- _Set exercise_:
Pick out each line with the word "name" from the material that follows.

- _Provided records_:
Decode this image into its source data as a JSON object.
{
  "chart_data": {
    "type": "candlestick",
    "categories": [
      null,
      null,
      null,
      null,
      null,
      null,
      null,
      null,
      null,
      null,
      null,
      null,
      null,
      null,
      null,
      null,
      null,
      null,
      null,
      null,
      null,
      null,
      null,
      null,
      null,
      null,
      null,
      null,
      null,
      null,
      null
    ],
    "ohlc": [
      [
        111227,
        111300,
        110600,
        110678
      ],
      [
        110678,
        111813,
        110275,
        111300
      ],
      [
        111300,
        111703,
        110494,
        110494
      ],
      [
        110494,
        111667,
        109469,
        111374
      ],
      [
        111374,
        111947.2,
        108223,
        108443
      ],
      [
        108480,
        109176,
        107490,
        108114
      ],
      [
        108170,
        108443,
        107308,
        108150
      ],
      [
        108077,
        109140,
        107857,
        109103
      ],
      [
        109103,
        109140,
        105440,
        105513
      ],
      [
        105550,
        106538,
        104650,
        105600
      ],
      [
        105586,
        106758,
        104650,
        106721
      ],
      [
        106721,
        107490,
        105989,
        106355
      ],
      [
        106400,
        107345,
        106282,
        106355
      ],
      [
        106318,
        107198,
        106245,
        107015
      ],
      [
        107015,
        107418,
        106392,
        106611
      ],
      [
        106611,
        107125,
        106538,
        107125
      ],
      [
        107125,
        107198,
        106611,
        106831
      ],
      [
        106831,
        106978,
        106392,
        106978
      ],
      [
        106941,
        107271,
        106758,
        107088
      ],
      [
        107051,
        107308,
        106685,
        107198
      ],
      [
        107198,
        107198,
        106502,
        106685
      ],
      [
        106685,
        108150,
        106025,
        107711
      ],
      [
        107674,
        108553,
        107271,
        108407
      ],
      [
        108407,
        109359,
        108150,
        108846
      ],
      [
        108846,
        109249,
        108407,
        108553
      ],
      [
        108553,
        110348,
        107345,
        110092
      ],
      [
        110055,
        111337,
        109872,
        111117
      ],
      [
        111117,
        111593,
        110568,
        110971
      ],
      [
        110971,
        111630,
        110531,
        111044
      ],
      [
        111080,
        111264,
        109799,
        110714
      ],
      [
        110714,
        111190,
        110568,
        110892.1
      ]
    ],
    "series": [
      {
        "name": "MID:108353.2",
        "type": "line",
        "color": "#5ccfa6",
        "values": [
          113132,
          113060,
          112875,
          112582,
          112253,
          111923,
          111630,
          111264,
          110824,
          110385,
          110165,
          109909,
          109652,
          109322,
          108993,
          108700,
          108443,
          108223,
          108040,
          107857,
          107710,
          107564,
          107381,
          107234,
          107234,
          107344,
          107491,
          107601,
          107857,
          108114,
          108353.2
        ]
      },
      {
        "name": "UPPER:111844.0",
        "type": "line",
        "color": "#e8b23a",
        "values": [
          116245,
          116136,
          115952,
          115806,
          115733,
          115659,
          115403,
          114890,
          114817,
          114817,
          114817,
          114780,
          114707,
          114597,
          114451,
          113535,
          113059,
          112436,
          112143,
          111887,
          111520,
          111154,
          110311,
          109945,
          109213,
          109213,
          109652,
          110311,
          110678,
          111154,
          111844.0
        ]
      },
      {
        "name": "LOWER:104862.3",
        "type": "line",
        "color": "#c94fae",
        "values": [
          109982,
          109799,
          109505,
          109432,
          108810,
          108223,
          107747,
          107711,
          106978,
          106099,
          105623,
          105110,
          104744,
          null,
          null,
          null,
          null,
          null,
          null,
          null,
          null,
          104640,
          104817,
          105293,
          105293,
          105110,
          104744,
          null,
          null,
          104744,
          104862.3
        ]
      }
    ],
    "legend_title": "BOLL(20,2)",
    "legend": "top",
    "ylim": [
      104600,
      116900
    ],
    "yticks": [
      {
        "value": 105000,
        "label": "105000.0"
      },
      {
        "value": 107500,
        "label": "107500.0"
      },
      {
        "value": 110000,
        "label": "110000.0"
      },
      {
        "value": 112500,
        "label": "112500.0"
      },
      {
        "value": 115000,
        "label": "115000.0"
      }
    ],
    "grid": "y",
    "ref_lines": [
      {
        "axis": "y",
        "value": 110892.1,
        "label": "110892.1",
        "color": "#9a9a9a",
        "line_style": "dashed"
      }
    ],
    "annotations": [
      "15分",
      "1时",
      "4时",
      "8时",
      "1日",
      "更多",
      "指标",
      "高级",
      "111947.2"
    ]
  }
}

- _Response for this exercise_:
        "name": "MID:108353.2",
        "name": "UPPER:111844.0",
        "name": "LOWER:104862.3",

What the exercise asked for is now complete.